▶ What you are asked to do
Give the number of lines containing the word "flux" and nothing more.

(Extracted records)
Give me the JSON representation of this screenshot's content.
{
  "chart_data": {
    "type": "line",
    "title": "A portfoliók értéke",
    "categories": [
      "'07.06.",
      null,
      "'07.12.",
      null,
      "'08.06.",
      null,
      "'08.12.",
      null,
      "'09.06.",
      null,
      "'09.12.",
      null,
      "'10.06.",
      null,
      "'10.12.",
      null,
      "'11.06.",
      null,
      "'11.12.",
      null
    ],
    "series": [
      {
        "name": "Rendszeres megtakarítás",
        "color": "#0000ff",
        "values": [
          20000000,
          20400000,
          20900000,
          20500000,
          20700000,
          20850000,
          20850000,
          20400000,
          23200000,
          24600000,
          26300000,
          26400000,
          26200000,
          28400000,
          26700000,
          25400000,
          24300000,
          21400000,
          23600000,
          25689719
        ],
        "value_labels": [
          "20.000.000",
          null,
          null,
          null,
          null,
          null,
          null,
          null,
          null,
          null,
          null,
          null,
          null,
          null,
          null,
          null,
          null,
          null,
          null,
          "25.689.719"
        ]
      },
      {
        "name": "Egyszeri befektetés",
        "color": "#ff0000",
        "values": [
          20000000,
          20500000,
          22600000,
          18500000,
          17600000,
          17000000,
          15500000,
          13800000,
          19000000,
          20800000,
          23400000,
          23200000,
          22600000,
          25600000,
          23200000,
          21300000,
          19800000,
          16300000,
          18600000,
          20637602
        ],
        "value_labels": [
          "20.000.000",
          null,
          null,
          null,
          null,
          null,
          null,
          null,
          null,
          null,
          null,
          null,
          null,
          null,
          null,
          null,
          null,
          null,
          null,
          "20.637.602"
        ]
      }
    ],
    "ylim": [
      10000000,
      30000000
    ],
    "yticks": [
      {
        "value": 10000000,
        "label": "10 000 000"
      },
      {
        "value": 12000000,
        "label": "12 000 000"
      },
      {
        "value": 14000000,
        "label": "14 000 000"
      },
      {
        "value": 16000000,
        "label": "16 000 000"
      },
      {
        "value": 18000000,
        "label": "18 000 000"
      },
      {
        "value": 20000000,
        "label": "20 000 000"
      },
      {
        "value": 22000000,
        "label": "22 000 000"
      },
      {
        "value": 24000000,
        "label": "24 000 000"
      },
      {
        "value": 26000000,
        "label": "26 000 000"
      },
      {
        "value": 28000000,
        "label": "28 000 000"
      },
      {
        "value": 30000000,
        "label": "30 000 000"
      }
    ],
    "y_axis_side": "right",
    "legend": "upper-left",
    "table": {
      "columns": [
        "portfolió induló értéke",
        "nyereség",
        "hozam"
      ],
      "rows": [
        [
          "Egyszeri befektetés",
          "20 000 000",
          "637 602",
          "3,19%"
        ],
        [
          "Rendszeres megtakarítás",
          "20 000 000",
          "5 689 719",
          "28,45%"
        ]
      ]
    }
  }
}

---

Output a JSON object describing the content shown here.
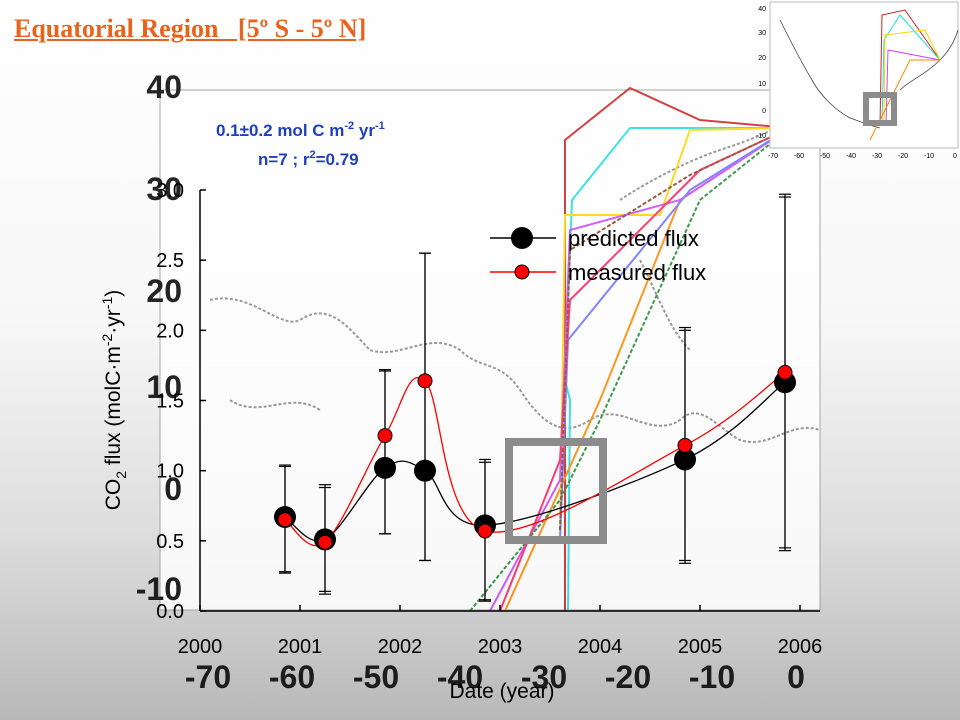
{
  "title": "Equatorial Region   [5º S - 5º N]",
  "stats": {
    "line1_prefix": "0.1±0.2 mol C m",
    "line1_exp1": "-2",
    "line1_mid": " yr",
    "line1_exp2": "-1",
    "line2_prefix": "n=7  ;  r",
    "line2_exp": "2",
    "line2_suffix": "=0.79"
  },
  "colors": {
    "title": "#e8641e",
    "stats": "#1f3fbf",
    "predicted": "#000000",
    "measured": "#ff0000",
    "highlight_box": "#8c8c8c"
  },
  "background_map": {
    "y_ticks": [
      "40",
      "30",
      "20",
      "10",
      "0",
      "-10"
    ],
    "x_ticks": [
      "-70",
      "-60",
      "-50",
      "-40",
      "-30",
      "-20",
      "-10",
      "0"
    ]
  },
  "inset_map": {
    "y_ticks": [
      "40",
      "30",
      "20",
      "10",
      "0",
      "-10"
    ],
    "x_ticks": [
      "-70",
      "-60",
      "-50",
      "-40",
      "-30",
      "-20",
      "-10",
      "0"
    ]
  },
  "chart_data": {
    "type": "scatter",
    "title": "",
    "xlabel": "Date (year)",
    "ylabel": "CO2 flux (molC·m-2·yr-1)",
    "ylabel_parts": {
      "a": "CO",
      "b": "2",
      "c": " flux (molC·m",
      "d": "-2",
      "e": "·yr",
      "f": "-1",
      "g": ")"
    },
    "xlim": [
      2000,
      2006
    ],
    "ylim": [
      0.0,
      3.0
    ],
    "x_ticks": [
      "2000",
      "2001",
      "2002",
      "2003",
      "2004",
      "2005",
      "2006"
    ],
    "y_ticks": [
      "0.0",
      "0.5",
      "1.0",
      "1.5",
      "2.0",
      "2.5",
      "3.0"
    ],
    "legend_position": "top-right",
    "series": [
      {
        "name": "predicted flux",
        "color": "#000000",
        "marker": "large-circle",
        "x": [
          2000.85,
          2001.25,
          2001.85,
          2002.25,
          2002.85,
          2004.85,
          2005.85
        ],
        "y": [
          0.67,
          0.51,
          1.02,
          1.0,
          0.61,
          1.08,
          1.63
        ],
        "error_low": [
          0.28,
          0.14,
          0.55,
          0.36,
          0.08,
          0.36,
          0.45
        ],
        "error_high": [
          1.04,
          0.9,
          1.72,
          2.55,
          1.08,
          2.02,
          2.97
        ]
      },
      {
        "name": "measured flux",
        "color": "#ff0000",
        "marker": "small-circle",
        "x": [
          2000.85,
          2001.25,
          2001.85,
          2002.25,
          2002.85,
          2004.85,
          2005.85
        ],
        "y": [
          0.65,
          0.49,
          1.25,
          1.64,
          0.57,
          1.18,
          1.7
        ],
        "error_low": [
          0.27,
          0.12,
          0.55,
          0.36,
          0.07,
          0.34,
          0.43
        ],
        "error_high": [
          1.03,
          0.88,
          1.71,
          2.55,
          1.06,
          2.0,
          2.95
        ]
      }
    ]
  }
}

▶ The answer
4